Exercise details –
Below are the records. List every line holding the word "Monthly".

Dataset records –
%%

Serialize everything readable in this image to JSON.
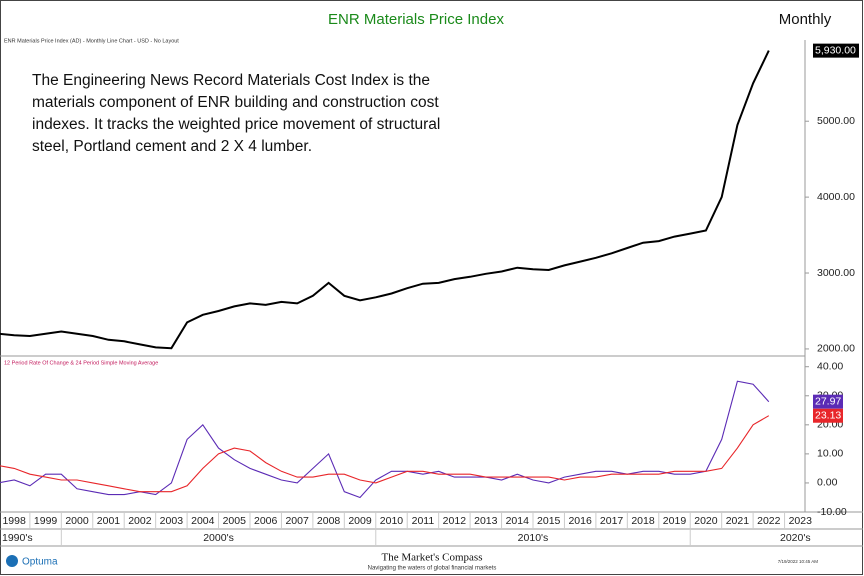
{
  "header": {
    "title": "ENR Materials Price Index",
    "period": "Monthly",
    "subtitle": "ENR Materials Price Index (AD) - Monthly Line Chart - USD - No Layout",
    "annotation": "The Engineering News Record Materials Cost Index is the materials component of ENR building and construction cost indexes. It tracks the weighted price movement of structural steel, Portland cement and 2 X 4 lumber."
  },
  "chart_data": [
    {
      "type": "line",
      "xlim": [
        1998.05,
        2023.65
      ],
      "ylim": [
        1920,
        6070
      ],
      "yticks": [
        {
          "value": 2000,
          "label": "2000.00"
        },
        {
          "value": 3000,
          "label": "3000.00"
        },
        {
          "value": 4000,
          "label": "4000.00"
        },
        {
          "value": 5000,
          "label": "5000.00"
        }
      ],
      "x": [
        1998,
        1998.5,
        1999,
        1999.5,
        2000,
        2000.5,
        2001,
        2001.5,
        2002,
        2002.5,
        2003,
        2003.5,
        2004,
        2004.5,
        2005,
        2005.5,
        2006,
        2006.5,
        2007,
        2007.5,
        2008,
        2008.5,
        2009,
        2009.5,
        2010,
        2010.5,
        2011,
        2011.5,
        2012,
        2012.5,
        2013,
        2013.5,
        2014,
        2014.5,
        2015,
        2015.5,
        2016,
        2016.5,
        2017,
        2017.5,
        2018,
        2018.5,
        2019,
        2019.5,
        2020,
        2020.5,
        2021,
        2021.5,
        2022,
        2022.5
      ],
      "series": [
        {
          "name": "ENR Materials Price Index",
          "color": "#000000",
          "values": [
            2200,
            2180,
            2170,
            2200,
            2230,
            2200,
            2170,
            2120,
            2100,
            2060,
            2020,
            2010,
            2350,
            2450,
            2500,
            2560,
            2600,
            2580,
            2620,
            2600,
            2700,
            2870,
            2700,
            2640,
            2680,
            2730,
            2800,
            2860,
            2870,
            2920,
            2950,
            2990,
            3020,
            3070,
            3050,
            3040,
            3100,
            3150,
            3200,
            3260,
            3330,
            3400,
            3420,
            3480,
            3520,
            3560,
            4000,
            4950,
            5500,
            5930
          ],
          "value_labels": [
            null,
            null,
            null,
            null,
            null,
            null,
            null,
            null,
            null,
            null,
            null,
            null,
            null,
            null,
            null,
            null,
            null,
            null,
            null,
            null,
            null,
            null,
            null,
            null,
            null,
            null,
            null,
            null,
            null,
            null,
            null,
            null,
            null,
            null,
            null,
            null,
            null,
            null,
            null,
            null,
            null,
            null,
            null,
            null,
            null,
            null,
            null,
            null,
            null,
            "5,930.00"
          ]
        }
      ]
    },
    {
      "type": "line",
      "title": "12 Period Rate Of Change & 24 Period Simple Moving Average",
      "xlim": [
        1998.05,
        2023.65
      ],
      "ylim": [
        -10,
        43
      ],
      "yticks": [
        {
          "value": -10,
          "label": "-10.00"
        },
        {
          "value": 0,
          "label": "0.00"
        },
        {
          "value": 10,
          "label": "10.00"
        },
        {
          "value": 20,
          "label": "20.00"
        },
        {
          "value": 30,
          "label": "30.00"
        },
        {
          "value": 40,
          "label": "40.00"
        }
      ],
      "xticks": [
        1998,
        1999,
        2000,
        2001,
        2002,
        2003,
        2004,
        2005,
        2006,
        2007,
        2008,
        2009,
        2010,
        2011,
        2012,
        2013,
        2014,
        2015,
        2016,
        2017,
        2018,
        2019,
        2020,
        2021,
        2022,
        2023
      ],
      "x": [
        1998,
        1998.5,
        1999,
        1999.5,
        2000,
        2000.5,
        2001,
        2001.5,
        2002,
        2002.5,
        2003,
        2003.5,
        2004,
        2004.5,
        2005,
        2005.5,
        2006,
        2006.5,
        2007,
        2007.5,
        2008,
        2008.5,
        2009,
        2009.5,
        2010,
        2010.5,
        2011,
        2011.5,
        2012,
        2012.5,
        2013,
        2013.5,
        2014,
        2014.5,
        2015,
        2015.5,
        2016,
        2016.5,
        2017,
        2017.5,
        2018,
        2018.5,
        2019,
        2019.5,
        2020,
        2020.5,
        2021,
        2021.5,
        2022,
        2022.5
      ],
      "series": [
        {
          "name": "12 Period Rate Of Change",
          "color": "#5b2bb5",
          "values": [
            0,
            1,
            -1,
            3,
            3,
            -2,
            -3,
            -4,
            -4,
            -3,
            -4,
            0,
            15,
            20,
            12,
            8,
            5,
            3,
            1,
            0,
            5,
            10,
            -3,
            -5,
            1,
            4,
            4,
            3,
            4,
            2,
            2,
            2,
            1,
            3,
            1,
            0,
            2,
            3,
            4,
            4,
            3,
            4,
            4,
            3,
            3,
            4,
            15,
            35,
            34,
            27.97
          ]
        },
        {
          "name": "24 Period Simple Moving Average",
          "color": "#e8262a",
          "values": [
            6,
            5,
            3,
            2,
            1,
            1,
            0,
            -1,
            -2,
            -3,
            -3,
            -3,
            -1,
            5,
            10,
            12,
            11,
            7,
            4,
            2,
            2,
            3,
            3,
            1,
            0,
            2,
            4,
            4,
            3,
            3,
            3,
            2,
            2,
            2,
            2,
            2,
            1,
            2,
            2,
            3,
            3,
            3,
            3,
            4,
            4,
            4,
            5,
            12,
            20,
            23.13
          ]
        }
      ]
    }
  ],
  "decades": [
    "1990's",
    "2000's",
    "2010's",
    "2020's"
  ],
  "footer": {
    "brand": "Optuma",
    "publisher": "The Market's Compass",
    "tagline": "Navigating the waters of global financial markets",
    "timestamp": "7/19/2022 10:45 AM"
  }
}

%%

Answer –
    "period": "Monthly",
    "subtitle": "ENR Materials Price Index (AD) - Monthly Line Chart - USD - No Layout",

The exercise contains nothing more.